■ **Problem to solve**: Return each line of the records holding the string "title".

■ **Input data**:
::::

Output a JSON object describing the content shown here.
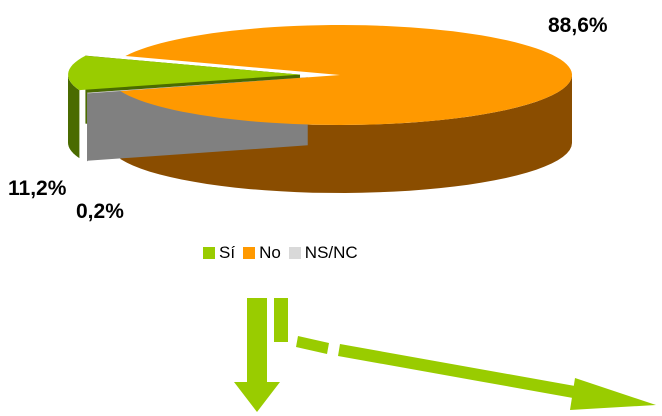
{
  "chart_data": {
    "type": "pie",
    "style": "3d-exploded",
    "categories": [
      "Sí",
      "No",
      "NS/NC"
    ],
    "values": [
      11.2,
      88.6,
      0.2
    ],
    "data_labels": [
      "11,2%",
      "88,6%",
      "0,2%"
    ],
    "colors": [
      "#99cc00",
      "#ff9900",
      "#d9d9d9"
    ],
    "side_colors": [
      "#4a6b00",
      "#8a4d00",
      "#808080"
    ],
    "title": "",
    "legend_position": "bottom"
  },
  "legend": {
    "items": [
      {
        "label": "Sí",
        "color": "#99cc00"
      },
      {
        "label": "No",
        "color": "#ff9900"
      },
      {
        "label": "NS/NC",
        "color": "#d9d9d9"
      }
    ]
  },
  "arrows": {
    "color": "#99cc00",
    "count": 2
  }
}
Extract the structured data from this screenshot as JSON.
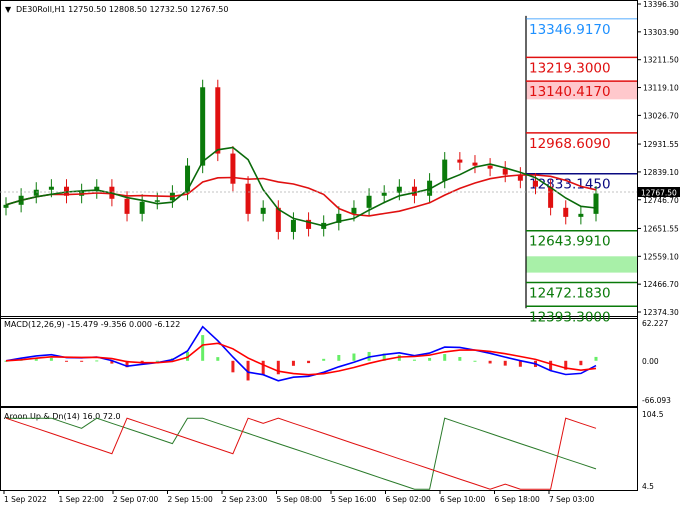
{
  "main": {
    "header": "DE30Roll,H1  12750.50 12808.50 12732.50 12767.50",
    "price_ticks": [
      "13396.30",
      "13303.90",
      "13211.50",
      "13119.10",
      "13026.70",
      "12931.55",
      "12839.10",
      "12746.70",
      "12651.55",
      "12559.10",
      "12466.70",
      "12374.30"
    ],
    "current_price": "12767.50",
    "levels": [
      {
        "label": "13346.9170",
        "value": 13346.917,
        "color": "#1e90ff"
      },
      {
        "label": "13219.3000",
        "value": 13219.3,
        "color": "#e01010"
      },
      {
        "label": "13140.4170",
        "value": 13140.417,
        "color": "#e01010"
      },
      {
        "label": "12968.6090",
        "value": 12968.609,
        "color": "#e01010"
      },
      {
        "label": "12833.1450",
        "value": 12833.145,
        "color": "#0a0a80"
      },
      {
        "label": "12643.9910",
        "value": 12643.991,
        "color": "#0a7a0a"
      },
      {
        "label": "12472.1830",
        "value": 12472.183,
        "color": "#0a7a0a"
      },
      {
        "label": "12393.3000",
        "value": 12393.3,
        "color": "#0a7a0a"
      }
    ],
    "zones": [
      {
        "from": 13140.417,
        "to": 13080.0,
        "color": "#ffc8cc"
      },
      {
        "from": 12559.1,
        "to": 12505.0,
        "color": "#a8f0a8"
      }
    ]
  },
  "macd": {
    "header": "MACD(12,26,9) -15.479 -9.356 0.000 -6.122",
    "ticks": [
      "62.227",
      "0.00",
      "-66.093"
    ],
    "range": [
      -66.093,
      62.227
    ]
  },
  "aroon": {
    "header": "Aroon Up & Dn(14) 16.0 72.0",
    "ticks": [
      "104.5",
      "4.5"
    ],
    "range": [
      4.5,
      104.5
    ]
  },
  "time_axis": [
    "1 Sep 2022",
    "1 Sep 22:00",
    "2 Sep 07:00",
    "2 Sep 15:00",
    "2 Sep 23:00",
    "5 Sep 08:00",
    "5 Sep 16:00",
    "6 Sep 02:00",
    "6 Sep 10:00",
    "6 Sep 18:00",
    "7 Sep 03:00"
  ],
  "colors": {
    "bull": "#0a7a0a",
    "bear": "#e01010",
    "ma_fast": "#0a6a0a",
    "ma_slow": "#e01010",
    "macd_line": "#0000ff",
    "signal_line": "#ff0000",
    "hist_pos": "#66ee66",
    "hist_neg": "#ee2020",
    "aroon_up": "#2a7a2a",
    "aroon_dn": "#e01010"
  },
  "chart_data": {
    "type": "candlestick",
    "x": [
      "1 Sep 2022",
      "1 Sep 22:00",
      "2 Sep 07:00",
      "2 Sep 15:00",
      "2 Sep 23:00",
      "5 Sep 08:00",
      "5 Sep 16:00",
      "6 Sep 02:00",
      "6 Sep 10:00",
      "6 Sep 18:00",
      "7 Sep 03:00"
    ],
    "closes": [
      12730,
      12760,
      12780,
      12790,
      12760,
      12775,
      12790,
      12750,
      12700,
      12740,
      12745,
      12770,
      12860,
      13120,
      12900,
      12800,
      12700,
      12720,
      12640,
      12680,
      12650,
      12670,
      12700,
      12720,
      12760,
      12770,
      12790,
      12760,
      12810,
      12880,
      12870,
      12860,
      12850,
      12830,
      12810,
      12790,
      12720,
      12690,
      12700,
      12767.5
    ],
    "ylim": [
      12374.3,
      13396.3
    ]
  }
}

::::

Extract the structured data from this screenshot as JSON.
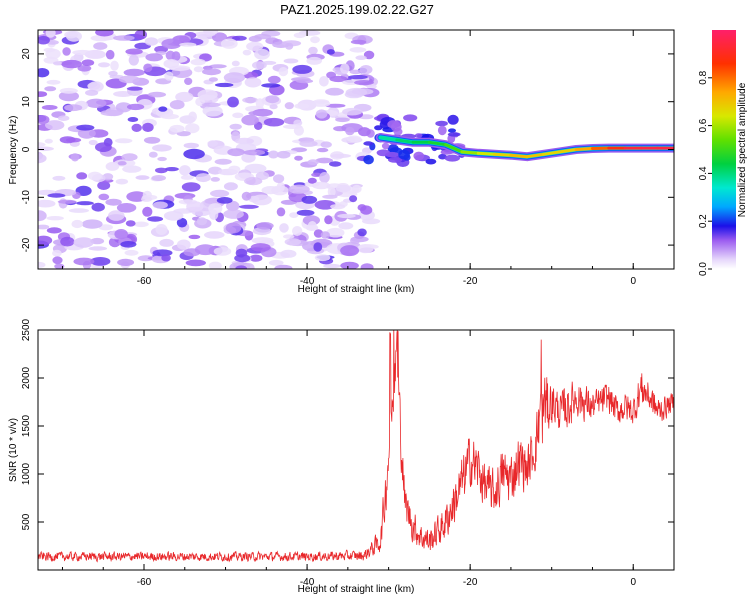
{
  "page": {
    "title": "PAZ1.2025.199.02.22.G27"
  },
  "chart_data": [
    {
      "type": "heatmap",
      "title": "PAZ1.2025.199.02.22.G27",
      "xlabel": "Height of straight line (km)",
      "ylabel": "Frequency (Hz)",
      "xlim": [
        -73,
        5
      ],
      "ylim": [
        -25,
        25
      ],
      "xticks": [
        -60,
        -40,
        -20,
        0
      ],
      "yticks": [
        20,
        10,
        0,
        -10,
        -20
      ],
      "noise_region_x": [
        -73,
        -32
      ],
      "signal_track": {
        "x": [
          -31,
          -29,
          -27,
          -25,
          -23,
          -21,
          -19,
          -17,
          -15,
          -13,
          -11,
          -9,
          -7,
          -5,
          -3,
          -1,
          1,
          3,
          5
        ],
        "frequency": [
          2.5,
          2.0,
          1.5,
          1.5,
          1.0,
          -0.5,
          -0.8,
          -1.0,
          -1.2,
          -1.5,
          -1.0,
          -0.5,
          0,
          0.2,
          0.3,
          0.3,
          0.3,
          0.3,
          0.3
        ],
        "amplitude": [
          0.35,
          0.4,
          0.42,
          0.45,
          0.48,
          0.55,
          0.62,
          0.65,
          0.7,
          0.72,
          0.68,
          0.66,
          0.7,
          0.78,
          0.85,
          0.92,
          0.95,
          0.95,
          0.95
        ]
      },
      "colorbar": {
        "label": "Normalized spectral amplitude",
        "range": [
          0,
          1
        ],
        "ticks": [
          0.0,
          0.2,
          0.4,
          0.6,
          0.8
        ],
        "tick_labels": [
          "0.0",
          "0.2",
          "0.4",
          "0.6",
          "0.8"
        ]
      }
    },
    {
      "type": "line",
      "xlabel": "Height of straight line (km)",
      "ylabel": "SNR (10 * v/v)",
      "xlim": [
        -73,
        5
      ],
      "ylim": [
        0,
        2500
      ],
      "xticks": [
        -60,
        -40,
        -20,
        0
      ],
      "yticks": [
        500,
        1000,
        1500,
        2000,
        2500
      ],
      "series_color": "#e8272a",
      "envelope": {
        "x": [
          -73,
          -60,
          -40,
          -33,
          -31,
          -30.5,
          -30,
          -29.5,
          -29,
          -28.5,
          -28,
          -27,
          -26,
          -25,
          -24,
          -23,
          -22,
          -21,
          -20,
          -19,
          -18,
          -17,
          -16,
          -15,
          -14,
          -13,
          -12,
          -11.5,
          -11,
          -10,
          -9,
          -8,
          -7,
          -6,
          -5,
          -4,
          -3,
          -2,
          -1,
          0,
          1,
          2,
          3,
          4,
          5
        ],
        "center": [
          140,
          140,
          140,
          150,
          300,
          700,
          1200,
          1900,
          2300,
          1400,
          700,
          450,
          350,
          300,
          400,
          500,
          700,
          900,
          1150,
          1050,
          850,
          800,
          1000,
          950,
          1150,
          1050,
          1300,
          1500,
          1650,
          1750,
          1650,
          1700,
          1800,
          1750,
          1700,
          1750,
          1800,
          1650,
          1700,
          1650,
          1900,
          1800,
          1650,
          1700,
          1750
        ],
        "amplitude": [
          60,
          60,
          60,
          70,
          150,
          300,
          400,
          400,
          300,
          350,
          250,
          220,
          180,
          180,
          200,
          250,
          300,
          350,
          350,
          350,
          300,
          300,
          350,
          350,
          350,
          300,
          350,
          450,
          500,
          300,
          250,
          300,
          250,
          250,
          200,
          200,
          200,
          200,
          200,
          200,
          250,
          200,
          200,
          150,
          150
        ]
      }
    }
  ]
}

::::

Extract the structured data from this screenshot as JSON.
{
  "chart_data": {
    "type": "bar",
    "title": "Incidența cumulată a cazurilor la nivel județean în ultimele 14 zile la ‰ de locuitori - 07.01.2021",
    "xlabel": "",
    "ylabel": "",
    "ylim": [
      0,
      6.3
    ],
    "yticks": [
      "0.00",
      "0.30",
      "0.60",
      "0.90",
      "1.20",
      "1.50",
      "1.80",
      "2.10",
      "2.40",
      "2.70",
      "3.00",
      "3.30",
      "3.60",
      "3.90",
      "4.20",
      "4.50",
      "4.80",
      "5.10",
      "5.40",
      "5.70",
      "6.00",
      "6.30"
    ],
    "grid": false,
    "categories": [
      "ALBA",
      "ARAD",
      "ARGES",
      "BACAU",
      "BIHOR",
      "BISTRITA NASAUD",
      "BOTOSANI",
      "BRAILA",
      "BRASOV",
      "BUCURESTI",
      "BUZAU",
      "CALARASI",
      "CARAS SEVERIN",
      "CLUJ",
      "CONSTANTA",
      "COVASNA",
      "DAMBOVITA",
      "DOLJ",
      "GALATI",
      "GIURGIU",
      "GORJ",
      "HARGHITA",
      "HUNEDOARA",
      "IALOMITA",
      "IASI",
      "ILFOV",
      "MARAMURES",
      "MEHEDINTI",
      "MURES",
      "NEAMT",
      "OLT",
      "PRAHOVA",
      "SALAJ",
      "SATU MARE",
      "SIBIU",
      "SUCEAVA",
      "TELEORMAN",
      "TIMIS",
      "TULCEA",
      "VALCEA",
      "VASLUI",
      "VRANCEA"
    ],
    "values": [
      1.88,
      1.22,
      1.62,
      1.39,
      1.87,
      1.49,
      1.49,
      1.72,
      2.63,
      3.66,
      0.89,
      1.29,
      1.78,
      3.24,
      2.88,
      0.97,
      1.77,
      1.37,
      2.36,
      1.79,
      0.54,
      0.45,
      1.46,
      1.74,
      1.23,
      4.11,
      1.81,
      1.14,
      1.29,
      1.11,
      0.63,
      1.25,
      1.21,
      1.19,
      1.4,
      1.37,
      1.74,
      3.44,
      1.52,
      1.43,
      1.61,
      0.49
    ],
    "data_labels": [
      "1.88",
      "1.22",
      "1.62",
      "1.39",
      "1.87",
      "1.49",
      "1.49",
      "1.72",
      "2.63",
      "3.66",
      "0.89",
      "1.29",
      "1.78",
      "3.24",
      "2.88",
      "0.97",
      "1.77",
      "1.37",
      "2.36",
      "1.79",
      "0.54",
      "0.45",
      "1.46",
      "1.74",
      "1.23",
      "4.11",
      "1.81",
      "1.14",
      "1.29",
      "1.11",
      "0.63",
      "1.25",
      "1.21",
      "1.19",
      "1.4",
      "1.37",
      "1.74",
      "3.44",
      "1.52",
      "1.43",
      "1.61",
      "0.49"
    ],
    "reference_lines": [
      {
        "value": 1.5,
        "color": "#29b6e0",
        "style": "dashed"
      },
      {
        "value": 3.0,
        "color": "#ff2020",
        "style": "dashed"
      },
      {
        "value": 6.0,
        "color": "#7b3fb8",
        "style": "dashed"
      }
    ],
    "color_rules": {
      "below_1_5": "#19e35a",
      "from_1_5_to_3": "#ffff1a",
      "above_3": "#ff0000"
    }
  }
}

::::

■ **Exercise response**:
    "title": "",
    "title": "PAZ1.2025.199.02.22.G27"
      "title": "PAZ1.2025.199.02.22.G27",
    "title": "Incidența cumulată a cazurilor la nivel județean în ultimele 14 zile la ‰ de locuitori - 07.01.2021",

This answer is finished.